* start Raw records *

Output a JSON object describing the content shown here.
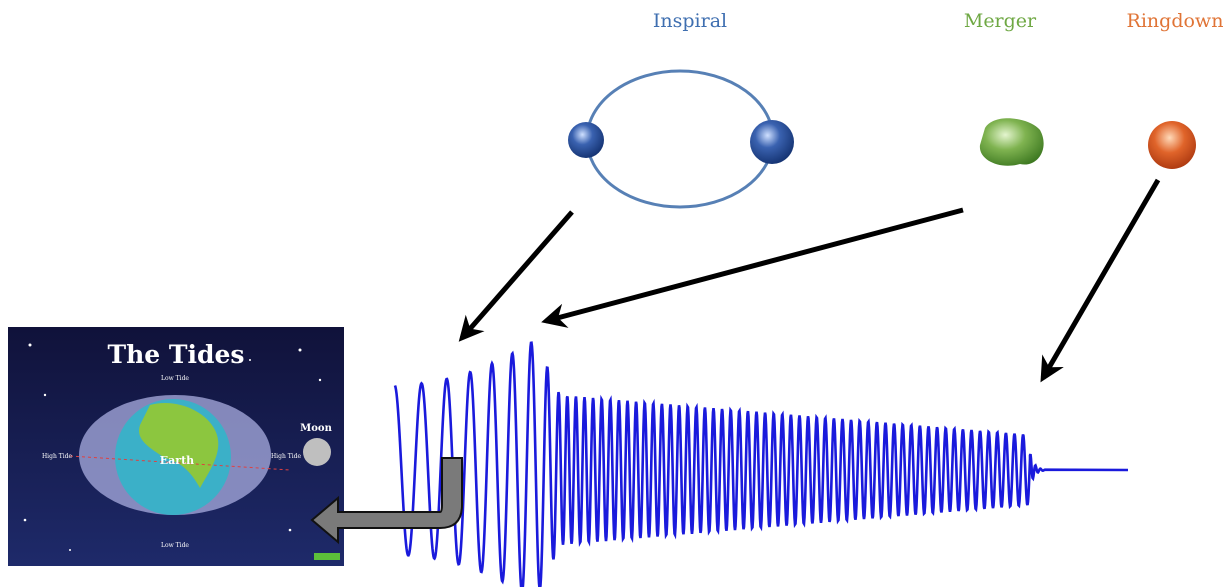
{
  "phases": {
    "inspiral": "Inspiral",
    "merger": "Merger",
    "ringdown": "Ringdown"
  },
  "tides_image": {
    "title": "The Tides",
    "low_tide_top": "Low Tide",
    "low_tide_bottom": "Low Tide",
    "high_tide_left": "High Tide",
    "high_tide_right": "High Tide",
    "moon": "Moon",
    "earth": "Earth"
  }
}
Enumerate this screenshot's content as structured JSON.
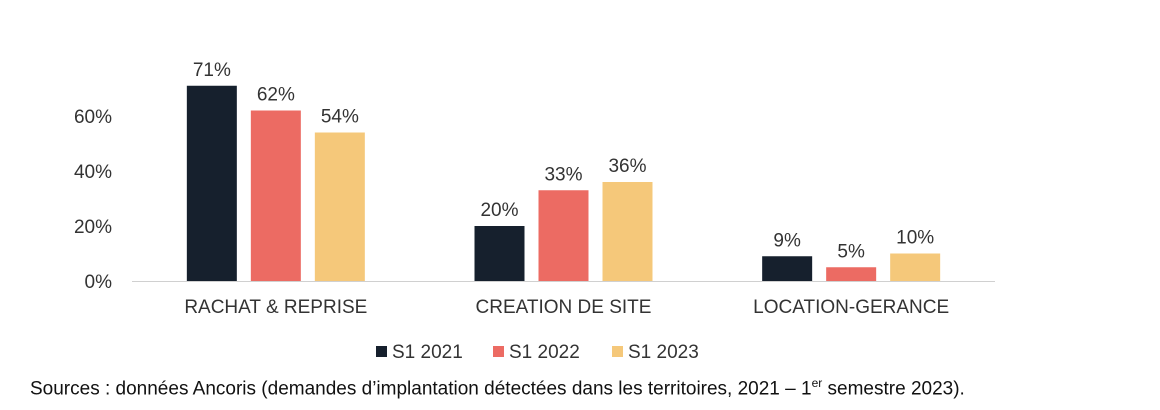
{
  "chart_data": {
    "type": "bar",
    "categories": [
      "RACHAT & REPRISE",
      "CREATION DE SITE",
      "LOCATION-GERANCE"
    ],
    "series": [
      {
        "name": "S1 2021",
        "values": [
          71,
          20,
          9
        ],
        "labels": [
          "71%",
          "20%",
          "9%"
        ],
        "color": "#16202d"
      },
      {
        "name": "S1 2022",
        "values": [
          62,
          33,
          5
        ],
        "labels": [
          "62%",
          "33%",
          "5%"
        ],
        "color": "#ec6b63"
      },
      {
        "name": "S1 2023",
        "values": [
          54,
          36,
          10
        ],
        "labels": [
          "54%",
          "36%",
          "10%"
        ],
        "color": "#f5c87a"
      }
    ],
    "ylim": [
      0,
      80
    ],
    "yticks": [
      0,
      20,
      40,
      60
    ],
    "ytick_labels": [
      "0%",
      "20%",
      "40%",
      "60%"
    ],
    "grid": false,
    "legend_position": "bottom",
    "title": "",
    "xlabel": "",
    "ylabel": ""
  },
  "source": {
    "text_before": "Sources : données Ancoris (demandes d’implantation détectées dans les territoires, 2021 – 1",
    "superscript": "er",
    "text_after": " semestre 2023)."
  }
}
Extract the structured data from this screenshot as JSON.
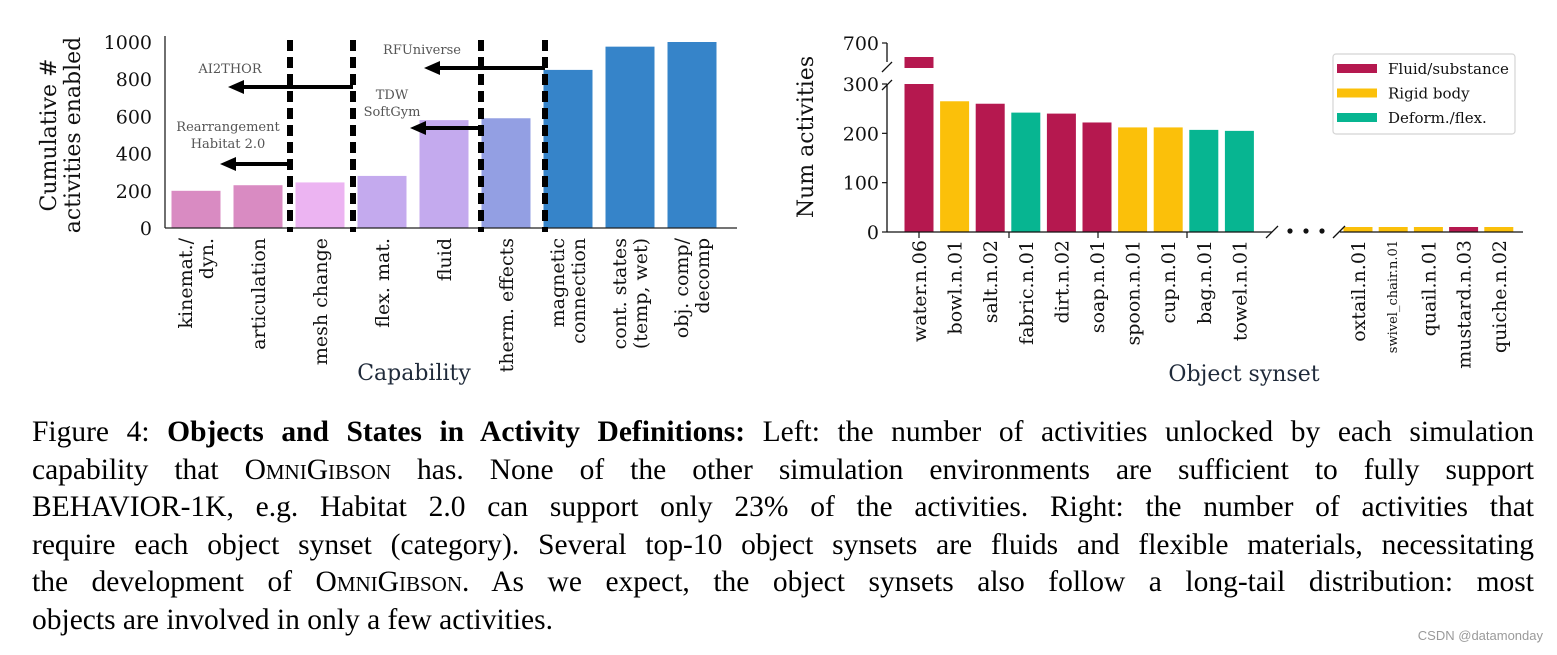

* end Raw records *

What you have to do
Out of the material above, gather each line where "screenshot" appears.

Answer to the exercise
Enumerate this screenshot's content as structured JSON.
Extract the structured data from this screenshot as JSON.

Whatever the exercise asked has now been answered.